— START Records for processing —
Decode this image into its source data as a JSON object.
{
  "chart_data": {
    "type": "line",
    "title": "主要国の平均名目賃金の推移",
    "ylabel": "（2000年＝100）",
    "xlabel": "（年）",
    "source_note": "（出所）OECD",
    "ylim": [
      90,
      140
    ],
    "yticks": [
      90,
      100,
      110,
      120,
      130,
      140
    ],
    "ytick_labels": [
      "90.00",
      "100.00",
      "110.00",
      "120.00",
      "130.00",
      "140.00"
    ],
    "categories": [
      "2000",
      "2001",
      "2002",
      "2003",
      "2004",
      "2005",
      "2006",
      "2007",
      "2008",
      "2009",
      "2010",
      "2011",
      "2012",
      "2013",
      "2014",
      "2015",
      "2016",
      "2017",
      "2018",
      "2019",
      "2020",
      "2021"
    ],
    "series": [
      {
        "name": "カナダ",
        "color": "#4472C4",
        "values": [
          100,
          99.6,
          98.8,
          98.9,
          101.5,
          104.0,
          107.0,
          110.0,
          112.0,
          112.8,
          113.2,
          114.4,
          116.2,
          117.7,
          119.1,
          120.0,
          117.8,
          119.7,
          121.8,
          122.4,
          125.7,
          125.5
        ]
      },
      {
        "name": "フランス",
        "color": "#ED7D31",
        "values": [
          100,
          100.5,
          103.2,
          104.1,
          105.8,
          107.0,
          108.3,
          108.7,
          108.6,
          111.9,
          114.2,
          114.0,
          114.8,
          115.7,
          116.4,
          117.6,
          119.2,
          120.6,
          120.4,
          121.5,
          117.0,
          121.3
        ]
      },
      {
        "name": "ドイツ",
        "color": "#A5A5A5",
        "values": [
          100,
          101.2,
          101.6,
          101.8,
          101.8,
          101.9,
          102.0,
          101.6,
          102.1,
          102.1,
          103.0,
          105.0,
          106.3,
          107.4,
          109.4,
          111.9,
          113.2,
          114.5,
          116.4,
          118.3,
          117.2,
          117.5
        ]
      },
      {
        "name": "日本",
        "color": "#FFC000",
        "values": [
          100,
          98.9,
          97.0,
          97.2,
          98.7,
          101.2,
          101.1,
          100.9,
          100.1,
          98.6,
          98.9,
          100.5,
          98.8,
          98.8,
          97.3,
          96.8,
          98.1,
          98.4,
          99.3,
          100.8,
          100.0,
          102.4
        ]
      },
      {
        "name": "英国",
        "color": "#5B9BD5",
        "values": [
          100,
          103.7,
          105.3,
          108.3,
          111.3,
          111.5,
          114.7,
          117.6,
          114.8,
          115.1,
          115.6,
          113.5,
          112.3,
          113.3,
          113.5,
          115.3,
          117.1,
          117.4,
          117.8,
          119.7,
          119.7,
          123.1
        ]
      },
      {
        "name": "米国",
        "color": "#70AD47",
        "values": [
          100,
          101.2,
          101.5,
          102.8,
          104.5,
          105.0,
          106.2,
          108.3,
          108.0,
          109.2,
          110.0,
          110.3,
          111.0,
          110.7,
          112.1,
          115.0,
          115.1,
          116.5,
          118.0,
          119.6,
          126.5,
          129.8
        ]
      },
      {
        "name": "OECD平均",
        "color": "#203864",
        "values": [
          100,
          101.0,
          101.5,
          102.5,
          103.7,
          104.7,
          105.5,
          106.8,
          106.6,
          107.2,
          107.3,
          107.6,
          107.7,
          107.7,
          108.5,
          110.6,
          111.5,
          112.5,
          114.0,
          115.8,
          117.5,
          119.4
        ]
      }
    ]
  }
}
— END Records for processing —
**Brief:**
Word for word, write out all of the data above.

**Reply to the exercise:**
Decode this image into its source data as a JSON object.
{
  "chart_data": {
    "type": "line",
    "title": "主要国の平均名目賃金の推移",
    "ylabel": "（2000年＝100）",
    "xlabel": "（年）",
    "source_note": "（出所）OECD",
    "ylim": [
      90,
      140
    ],
    "yticks": [
      90,
      100,
      110,
      120,
      130,
      140
    ],
    "ytick_labels": [
      "90.00",
      "100.00",
      "110.00",
      "120.00",
      "130.00",
      "140.00"
    ],
    "categories": [
      "2000",
      "2001",
      "2002",
      "2003",
      "2004",
      "2005",
      "2006",
      "2007",
      "2008",
      "2009",
      "2010",
      "2011",
      "2012",
      "2013",
      "2014",
      "2015",
      "2016",
      "2017",
      "2018",
      "2019",
      "2020",
      "2021"
    ],
    "series": [
      {
        "name": "カナダ",
        "color": "#4472C4",
        "values": [
          100,
          99.6,
          98.8,
          98.9,
          101.5,
          104.0,
          107.0,
          110.0,
          112.0,
          112.8,
          113.2,
          114.4,
          116.2,
          117.7,
          119.1,
          120.0,
          117.8,
          119.7,
          121.8,
          122.4,
          125.7,
          125.5
        ]
      },
      {
        "name": "フランス",
        "color": "#ED7D31",
        "values": [
          100,
          100.5,
          103.2,
          104.1,
          105.8,
          107.0,
          108.3,
          108.7,
          108.6,
          111.9,
          114.2,
          114.0,
          114.8,
          115.7,
          116.4,
          117.6,
          119.2,
          120.6,
          120.4,
          121.5,
          117.0,
          121.3
        ]
      },
      {
        "name": "ドイツ",
        "color": "#A5A5A5",
        "values": [
          100,
          101.2,
          101.6,
          101.8,
          101.8,
          101.9,
          102.0,
          101.6,
          102.1,
          102.1,
          103.0,
          105.0,
          106.3,
          107.4,
          109.4,
          111.9,
          113.2,
          114.5,
          116.4,
          118.3,
          117.2,
          117.5
        ]
      },
      {
        "name": "日本",
        "color": "#FFC000",
        "values": [
          100,
          98.9,
          97.0,
          97.2,
          98.7,
          101.2,
          101.1,
          100.9,
          100.1,
          98.6,
          98.9,
          100.5,
          98.8,
          98.8,
          97.3,
          96.8,
          98.1,
          98.4,
          99.3,
          100.8,
          100.0,
          102.4
        ]
      },
      {
        "name": "英国",
        "color": "#5B9BD5",
        "values": [
          100,
          103.7,
          105.3,
          108.3,
          111.3,
          111.5,
          114.7,
          117.6,
          114.8,
          115.1,
          115.6,
          113.5,
          112.3,
          113.3,
          113.5,
          115.3,
          117.1,
          117.4,
          117.8,
          119.7,
          119.7,
          123.1
        ]
      },
      {
        "name": "米国",
        "color": "#70AD47",
        "values": [
          100,
          101.2,
          101.5,
          102.8,
          104.5,
          105.0,
          106.2,
          108.3,
          108.0,
          109.2,
          110.0,
          110.3,
          111.0,
          110.7,
          112.1,
          115.0,
          115.1,
          116.5,
          118.0,
          119.6,
          126.5,
          129.8
        ]
      },
      {
        "name": "OECD平均",
        "color": "#203864",
        "values": [
          100,
          101.0,
          101.5,
          102.5,
          103.7,
          104.7,
          105.5,
          106.8,
          106.6,
          107.2,
          107.3,
          107.6,
          107.7,
          107.7,
          108.5,
          110.6,
          111.5,
          112.5,
          114.0,
          115.8,
          117.5,
          119.4
        ]
      }
    ]
  }
}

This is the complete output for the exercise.